__DATA SUPPLIED__
· · · ·
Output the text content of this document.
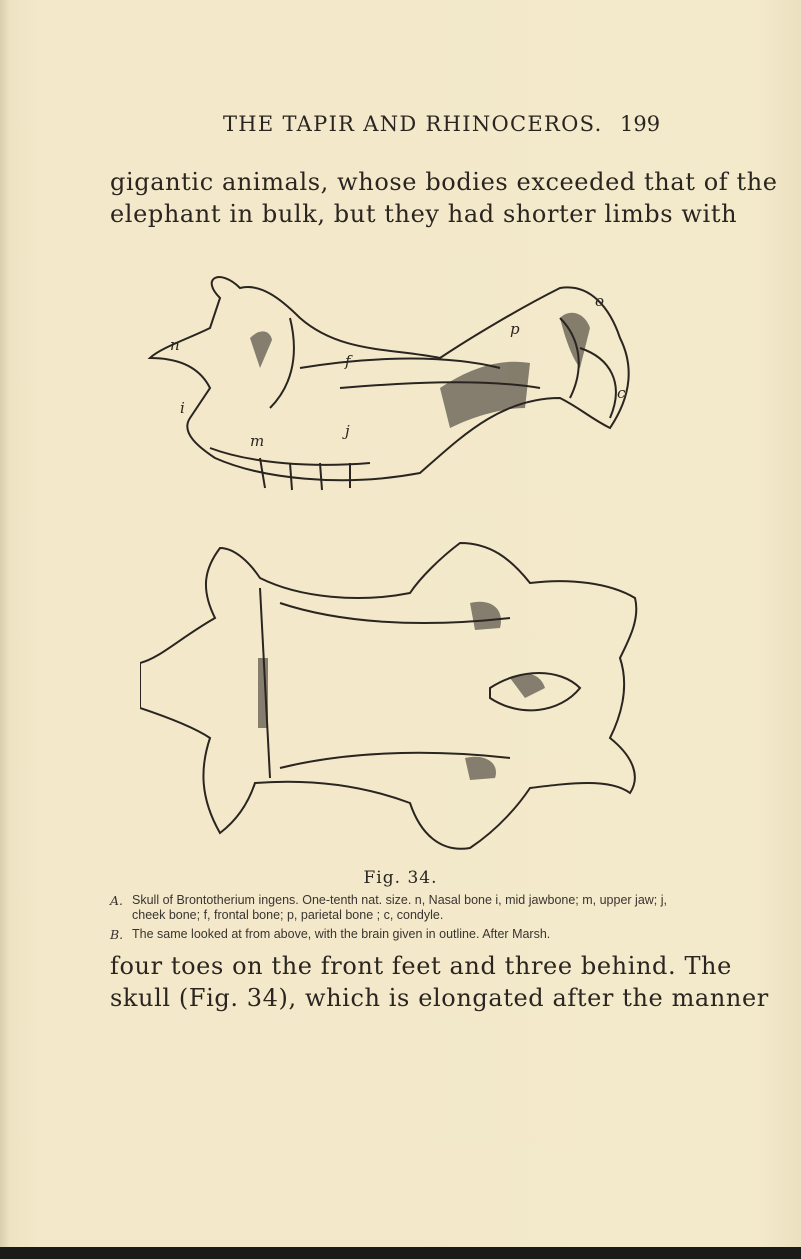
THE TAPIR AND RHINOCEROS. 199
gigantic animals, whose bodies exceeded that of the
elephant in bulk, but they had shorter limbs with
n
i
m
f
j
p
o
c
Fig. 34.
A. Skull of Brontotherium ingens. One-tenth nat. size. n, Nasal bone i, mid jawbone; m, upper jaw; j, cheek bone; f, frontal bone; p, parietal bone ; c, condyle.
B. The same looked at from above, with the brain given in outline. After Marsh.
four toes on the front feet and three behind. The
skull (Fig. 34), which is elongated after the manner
· · · ·
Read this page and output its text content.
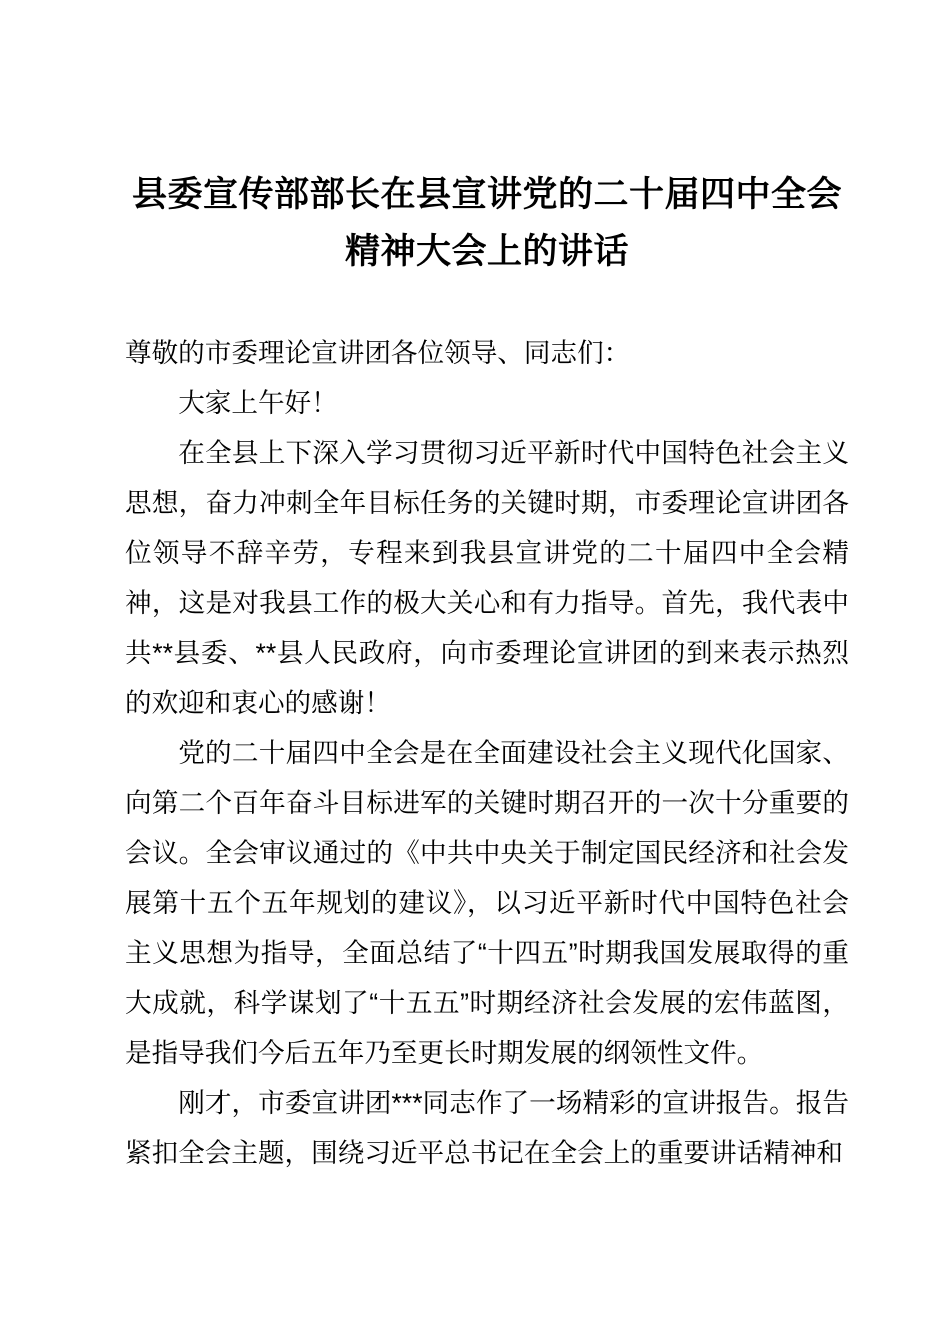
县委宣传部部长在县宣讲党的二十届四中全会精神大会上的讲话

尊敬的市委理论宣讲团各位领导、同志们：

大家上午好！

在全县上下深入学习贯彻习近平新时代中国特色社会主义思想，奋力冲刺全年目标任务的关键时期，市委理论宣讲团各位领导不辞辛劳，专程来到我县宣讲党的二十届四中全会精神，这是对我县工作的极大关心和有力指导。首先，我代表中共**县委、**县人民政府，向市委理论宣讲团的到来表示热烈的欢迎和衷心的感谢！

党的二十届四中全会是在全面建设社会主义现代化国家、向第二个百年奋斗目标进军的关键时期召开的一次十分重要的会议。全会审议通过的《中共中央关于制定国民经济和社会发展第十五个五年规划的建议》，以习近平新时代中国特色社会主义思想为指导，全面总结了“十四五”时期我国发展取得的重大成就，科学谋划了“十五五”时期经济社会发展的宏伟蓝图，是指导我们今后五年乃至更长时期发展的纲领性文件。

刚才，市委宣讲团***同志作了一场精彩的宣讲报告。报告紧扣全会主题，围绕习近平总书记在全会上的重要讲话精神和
· · · ·
Locate the word "this" in the data above. Copy every line carrying it.

Output the text content of this document.
Read this page and output its text content.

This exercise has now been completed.